**** Supplied material

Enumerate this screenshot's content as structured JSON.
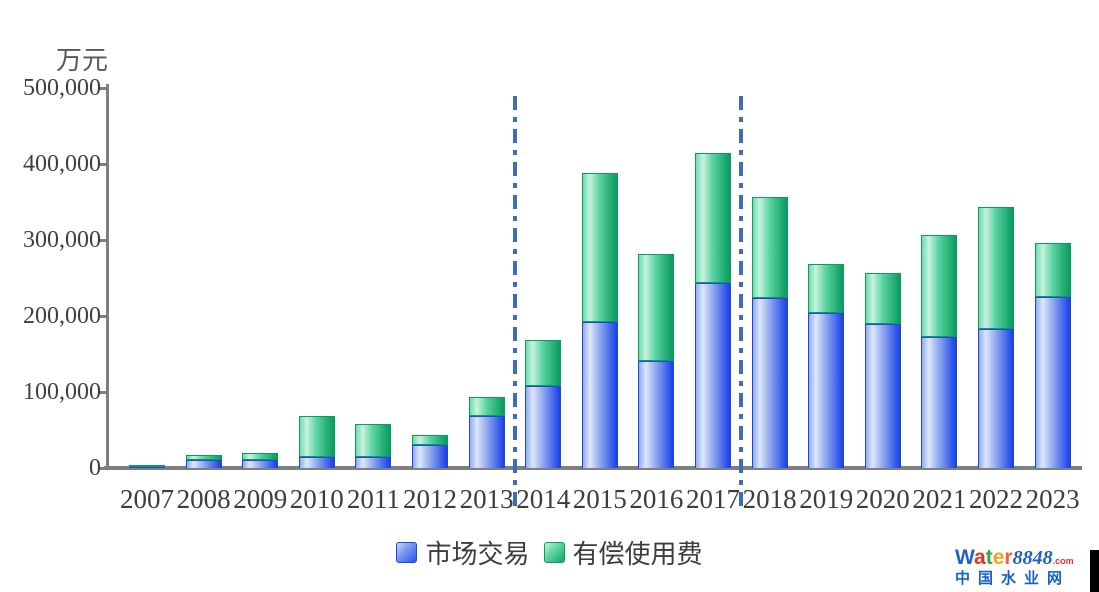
{
  "unit_label": "万元",
  "chart_data": {
    "type": "bar",
    "stacked": true,
    "title": "",
    "ylabel": "万元",
    "xlabel": "",
    "ylim": [
      0,
      500000
    ],
    "ytick_interval": 100000,
    "ytick_labels": [
      "0",
      "100,000",
      "200,000",
      "300,000",
      "400,000",
      "500,000"
    ],
    "grid": false,
    "legend_position": "bottom-center",
    "categories": [
      "2007",
      "2008",
      "2009",
      "2010",
      "2011",
      "2012",
      "2013",
      "2014",
      "2015",
      "2016",
      "2017",
      "2018",
      "2019",
      "2020",
      "2021",
      "2022",
      "2023"
    ],
    "series": [
      {
        "name": "市场交易",
        "color": "#2a50ea",
        "values": [
          1500,
          10000,
          11000,
          14000,
          15000,
          30000,
          68000,
          108000,
          192000,
          141000,
          244000,
          224000,
          204000,
          190000,
          173000,
          183000,
          225000
        ]
      },
      {
        "name": "有偿使用费",
        "color": "#13a369",
        "values": [
          3000,
          6500,
          9000,
          54000,
          43000,
          14000,
          25000,
          61000,
          196000,
          140000,
          171000,
          132000,
          65000,
          66000,
          133000,
          160000,
          71000
        ]
      }
    ],
    "annotations": {
      "vertical_dashdot_dividers_between": [
        [
          "2013",
          "2014"
        ],
        [
          "2017",
          "2018"
        ]
      ],
      "divider_color": "#3e6cb8"
    }
  },
  "legend": {
    "items": [
      {
        "label": "市场交易",
        "swatch": "blue"
      },
      {
        "label": "有偿使用费",
        "swatch": "green"
      }
    ]
  },
  "watermark": {
    "brand_letters": [
      "W",
      "a",
      "t",
      "e",
      "r"
    ],
    "brand_number": "8848",
    "brand_suffix": ".com",
    "subtitle": "中国水业网"
  },
  "colors": {
    "bar_blue": "#2a50ea",
    "bar_green": "#13a369",
    "axis": "#7f7f7f",
    "text": "#3d3d3d",
    "divider": "#3e6cb8"
  }
}
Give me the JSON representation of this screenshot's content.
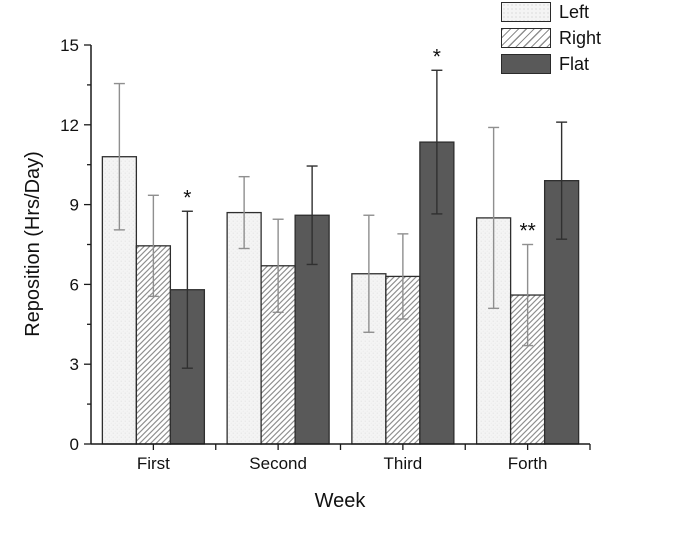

********

--- Your instructions ---
Of all the lines above, how many contain the word "content"? Answer with only the number.

--- Solution below ---
2